Task brief: Write out the entries below once more, exactly.

╭─ Recorded information

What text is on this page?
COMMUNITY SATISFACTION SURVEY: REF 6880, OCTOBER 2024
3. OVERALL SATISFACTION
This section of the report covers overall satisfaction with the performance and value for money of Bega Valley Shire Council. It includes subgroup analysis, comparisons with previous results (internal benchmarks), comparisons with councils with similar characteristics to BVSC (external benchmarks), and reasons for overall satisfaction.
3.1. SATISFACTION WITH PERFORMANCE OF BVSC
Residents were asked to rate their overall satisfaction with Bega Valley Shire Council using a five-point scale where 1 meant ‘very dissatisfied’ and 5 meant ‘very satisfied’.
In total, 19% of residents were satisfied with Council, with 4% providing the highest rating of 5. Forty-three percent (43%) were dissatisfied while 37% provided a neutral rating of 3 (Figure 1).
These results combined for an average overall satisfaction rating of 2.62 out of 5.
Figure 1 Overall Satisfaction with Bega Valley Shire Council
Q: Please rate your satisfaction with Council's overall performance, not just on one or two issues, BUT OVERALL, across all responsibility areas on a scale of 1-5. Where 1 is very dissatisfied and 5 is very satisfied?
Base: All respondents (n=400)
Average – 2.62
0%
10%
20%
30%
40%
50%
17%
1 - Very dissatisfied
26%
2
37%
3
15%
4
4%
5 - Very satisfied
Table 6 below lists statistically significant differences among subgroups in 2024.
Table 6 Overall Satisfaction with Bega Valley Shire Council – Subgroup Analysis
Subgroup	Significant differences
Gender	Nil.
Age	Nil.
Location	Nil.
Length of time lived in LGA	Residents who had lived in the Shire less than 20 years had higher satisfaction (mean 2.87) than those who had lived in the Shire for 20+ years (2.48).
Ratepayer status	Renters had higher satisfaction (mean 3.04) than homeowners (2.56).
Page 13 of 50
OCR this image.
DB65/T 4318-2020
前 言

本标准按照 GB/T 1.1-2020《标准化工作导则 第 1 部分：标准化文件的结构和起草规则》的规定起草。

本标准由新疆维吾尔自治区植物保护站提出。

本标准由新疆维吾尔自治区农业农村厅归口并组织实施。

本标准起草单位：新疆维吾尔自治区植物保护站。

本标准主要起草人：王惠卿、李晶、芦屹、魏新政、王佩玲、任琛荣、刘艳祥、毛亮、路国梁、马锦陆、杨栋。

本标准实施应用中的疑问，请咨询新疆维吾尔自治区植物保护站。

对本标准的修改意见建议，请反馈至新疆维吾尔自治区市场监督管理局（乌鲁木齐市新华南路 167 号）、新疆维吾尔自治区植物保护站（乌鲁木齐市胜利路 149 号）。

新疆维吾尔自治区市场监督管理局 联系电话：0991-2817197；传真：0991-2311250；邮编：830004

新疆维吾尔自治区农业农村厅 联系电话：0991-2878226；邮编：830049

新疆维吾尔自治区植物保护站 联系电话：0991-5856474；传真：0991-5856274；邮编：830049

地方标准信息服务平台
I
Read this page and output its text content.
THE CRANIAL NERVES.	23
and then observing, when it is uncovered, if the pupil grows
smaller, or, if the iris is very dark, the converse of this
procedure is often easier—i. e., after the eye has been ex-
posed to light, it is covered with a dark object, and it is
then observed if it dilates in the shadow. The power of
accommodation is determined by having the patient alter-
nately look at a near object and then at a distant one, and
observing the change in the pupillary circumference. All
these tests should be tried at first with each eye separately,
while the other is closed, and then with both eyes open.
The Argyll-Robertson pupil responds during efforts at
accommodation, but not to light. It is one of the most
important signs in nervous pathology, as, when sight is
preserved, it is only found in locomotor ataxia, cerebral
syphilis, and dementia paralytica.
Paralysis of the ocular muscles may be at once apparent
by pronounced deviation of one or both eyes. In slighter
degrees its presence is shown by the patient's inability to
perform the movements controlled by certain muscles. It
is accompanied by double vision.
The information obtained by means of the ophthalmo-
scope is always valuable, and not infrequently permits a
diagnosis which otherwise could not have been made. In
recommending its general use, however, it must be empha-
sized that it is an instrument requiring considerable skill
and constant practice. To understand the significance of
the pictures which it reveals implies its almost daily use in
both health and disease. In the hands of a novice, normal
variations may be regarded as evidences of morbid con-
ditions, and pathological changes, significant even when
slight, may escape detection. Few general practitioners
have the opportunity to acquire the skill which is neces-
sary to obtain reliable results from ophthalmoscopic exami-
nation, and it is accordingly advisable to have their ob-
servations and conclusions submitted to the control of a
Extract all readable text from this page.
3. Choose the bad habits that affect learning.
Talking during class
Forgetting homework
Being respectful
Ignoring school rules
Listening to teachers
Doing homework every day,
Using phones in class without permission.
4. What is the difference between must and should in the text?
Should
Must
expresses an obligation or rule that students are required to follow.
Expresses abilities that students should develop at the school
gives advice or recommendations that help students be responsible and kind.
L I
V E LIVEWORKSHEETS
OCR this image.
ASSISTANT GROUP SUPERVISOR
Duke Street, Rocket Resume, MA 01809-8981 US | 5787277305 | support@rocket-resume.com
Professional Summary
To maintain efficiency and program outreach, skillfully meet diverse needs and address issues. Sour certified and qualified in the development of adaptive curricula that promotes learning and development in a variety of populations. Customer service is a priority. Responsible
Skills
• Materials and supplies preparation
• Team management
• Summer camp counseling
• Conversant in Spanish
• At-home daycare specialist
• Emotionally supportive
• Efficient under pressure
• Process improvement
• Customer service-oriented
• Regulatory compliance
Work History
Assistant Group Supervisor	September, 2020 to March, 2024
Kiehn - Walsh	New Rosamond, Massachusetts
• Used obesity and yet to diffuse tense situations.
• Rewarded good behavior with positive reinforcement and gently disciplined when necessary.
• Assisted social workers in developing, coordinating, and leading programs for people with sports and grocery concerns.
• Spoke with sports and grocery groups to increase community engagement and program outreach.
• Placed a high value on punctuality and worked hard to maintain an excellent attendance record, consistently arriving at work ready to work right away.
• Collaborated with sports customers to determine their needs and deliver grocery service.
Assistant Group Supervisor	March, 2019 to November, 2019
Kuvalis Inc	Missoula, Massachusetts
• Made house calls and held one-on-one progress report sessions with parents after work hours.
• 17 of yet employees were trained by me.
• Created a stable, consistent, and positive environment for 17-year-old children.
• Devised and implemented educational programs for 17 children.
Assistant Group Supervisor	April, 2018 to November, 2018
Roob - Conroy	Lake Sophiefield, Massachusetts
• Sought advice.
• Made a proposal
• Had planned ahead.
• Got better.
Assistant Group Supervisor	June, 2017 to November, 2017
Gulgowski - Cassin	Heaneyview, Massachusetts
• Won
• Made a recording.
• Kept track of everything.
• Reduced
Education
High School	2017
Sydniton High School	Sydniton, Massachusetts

╰─

Final answer:
What text is on this page?
COMMUNITY SATISFACTION SURVEY: REF 6880, OCTOBER 2024
3. OVERALL SATISFACTION
This section of the report covers overall satisfaction with the performance and value for money of Bega Valley Shire Council. It includes subgroup analysis, comparisons with previous results (internal benchmarks), comparisons with councils with similar characteristics to BVSC (external benchmarks), and reasons for overall satisfaction.
3.1. SATISFACTION WITH PERFORMANCE OF BVSC
Residents were asked to rate their overall satisfaction with Bega Valley Shire Council using a five-point scale where 1 meant ‘very dissatisfied’ and 5 meant ‘very satisfied’.
In total, 19% of residents were satisfied with Council, with 4% providing the highest rating of 5. Forty-three percent (43%) were dissatisfied while 37% provided a neutral rating of 3 (Figure 1).
These results combined for an average overall satisfaction rating of 2.62 out of 5.
Figure 1 Overall Satisfaction with Bega Valley Shire Council
Q: Please rate your satisfaction with Council's overall performance, not just on one or two issues, BUT OVERALL, across all responsibility areas on a scale of 1-5. Where 1 is very dissatisfied and 5 is very satisfied?
Base: All respondents (n=400)
Average – 2.62
0%
10%
20%
30%
40%
50%
17%
1 - Very dissatisfied
26%
2
37%
3
15%
4
4%
5 - Very satisfied
Table 6 below lists statistically significant differences among subgroups in 2024.
Table 6 Overall Satisfaction with Bega Valley Shire Council – Subgroup Analysis
Subgroup	Significant differences
Gender	Nil.
Age	Nil.
Location	Nil.
Length of time lived in LGA	Residents who had lived in the Shire less than 20 years had higher satisfaction (mean 2.87) than those who had lived in the Shire for 20+ years (2.48).
Ratepayer status	Renters had higher satisfaction (mean 3.04) than homeowners (2.56).
Page 13 of 50
OCR this image.
DB65/T 4318-2020
前 言

本标准按照 GB/T 1.1-2020《标准化工作导则 第 1 部分：标准化文件的结构和起草规则》的规定起草。

本标准由新疆维吾尔自治区植物保护站提出。

本标准由新疆维吾尔自治区农业农村厅归口并组织实施。

本标准起草单位：新疆维吾尔自治区植物保护站。

本标准主要起草人：王惠卿、李晶、芦屹、魏新政、王佩玲、任琛荣、刘艳祥、毛亮、路国梁、马锦陆、杨栋。

本标准实施应用中的疑问，请咨询新疆维吾尔自治区植物保护站。

对本标准的修改意见建议，请反馈至新疆维吾尔自治区市场监督管理局（乌鲁木齐市新华南路 167 号）、新疆维吾尔自治区植物保护站（乌鲁木齐市胜利路 149 号）。

新疆维吾尔自治区市场监督管理局 联系电话：0991-2817197；传真：0991-2311250；邮编：830004

新疆维吾尔自治区农业农村厅 联系电话：0991-2878226；邮编：830049

新疆维吾尔自治区植物保护站 联系电话：0991-5856474；传真：0991-5856274；邮编：830049

地方标准信息服务平台
I
Read this page and output its text content.
THE CRANIAL NERVES.	23
and then observing, when it is uncovered, if the pupil grows
smaller, or, if the iris is very dark, the converse of this
procedure is often easier—i. e., after the eye has been ex-
posed to light, it is covered with a dark object, and it is
then observed if it dilates in the shadow. The power of
accommodation is determined by having the patient alter-
nately look at a near object and then at a distant one, and
observing the change in the pupillary circumference. All
these tests should be tried at first with each eye separately,
while the other is closed, and then with both eyes open.
The Argyll-Robertson pupil responds during efforts at
accommodation, but not to light. It is one of the most
important signs in nervous pathology, as, when sight is
preserved, it is only found in locomotor ataxia, cerebral
syphilis, and dementia paralytica.
Paralysis of the ocular muscles may be at once apparent
by pronounced deviation of one or both eyes. In slighter
degrees its presence is shown by the patient's inability to
perform the movements controlled by certain muscles. It
is accompanied by double vision.
The information obtained by means of the ophthalmo-
scope is always valuable, and not infrequently permits a
diagnosis which otherwise could not have been made. In
recommending its general use, however, it must be empha-
sized that it is an instrument requiring considerable skill
and constant practice. To understand the significance of
the pictures which it reveals implies its almost daily use in
both health and disease. In the hands of a novice, normal
variations may be regarded as evidences of morbid con-
ditions, and pathological changes, significant even when
slight, may escape detection. Few general practitioners
have the opportunity to acquire the skill which is neces-
sary to obtain reliable results from ophthalmoscopic exami-
nation, and it is accordingly advisable to have their ob-
servations and conclusions submitted to the control of a
Extract all readable text from this page.
3. Choose the bad habits that affect learning.
Talking during class
Forgetting homework
Being respectful
Ignoring school rules
Listening to teachers
Doing homework every day,
Using phones in class without permission.
4. What is the difference between must and should in the text?
Should
Must
expresses an obligation or rule that students are required to follow.
Expresses abilities that students should develop at the school
gives advice or recommendations that help students be responsible and kind.
L I
V E LIVEWORKSHEETS
OCR this image.
ASSISTANT GROUP SUPERVISOR
Duke Street, Rocket Resume, MA 01809-8981 US | 5787277305 | support@rocket-resume.com
Professional Summary
To maintain efficiency and program outreach, skillfully meet diverse needs and address issues. Sour certified and qualified in the development of adaptive curricula that promotes learning and development in a variety of populations. Customer service is a priority. Responsible
Skills
• Materials and supplies preparation
• Team management
• Summer camp counseling
• Conversant in Spanish
• At-home daycare specialist
• Emotionally supportive
• Efficient under pressure
• Process improvement
• Customer service-oriented
• Regulatory compliance
Work History
Assistant Group Supervisor	September, 2020 to March, 2024
Kiehn - Walsh	New Rosamond, Massachusetts
• Used obesity and yet to diffuse tense situations.
• Rewarded good behavior with positive reinforcement and gently disciplined when necessary.
• Assisted social workers in developing, coordinating, and leading programs for people with sports and grocery concerns.
• Spoke with sports and grocery groups to increase community engagement and program outreach.
• Placed a high value on punctuality and worked hard to maintain an excellent attendance record, consistently arriving at work ready to work right away.
• Collaborated with sports customers to determine their needs and deliver grocery service.
Assistant Group Supervisor	March, 2019 to November, 2019
Kuvalis Inc	Missoula, Massachusetts
• Made house calls and held one-on-one progress report sessions with parents after work hours.
• 17 of yet employees were trained by me.
• Created a stable, consistent, and positive environment for 17-year-old children.
• Devised and implemented educational programs for 17 children.
Assistant Group Supervisor	April, 2018 to November, 2018
Roob - Conroy	Lake Sophiefield, Massachusetts
• Sought advice.
• Made a proposal
• Had planned ahead.
• Got better.
Assistant Group Supervisor	June, 2017 to November, 2017
Gulgowski - Cassin	Heaneyview, Massachusetts
• Won
• Made a recording.
• Kept track of everything.
• Reduced
Education
High School	2017
Sydniton High School	Sydniton, Massachusetts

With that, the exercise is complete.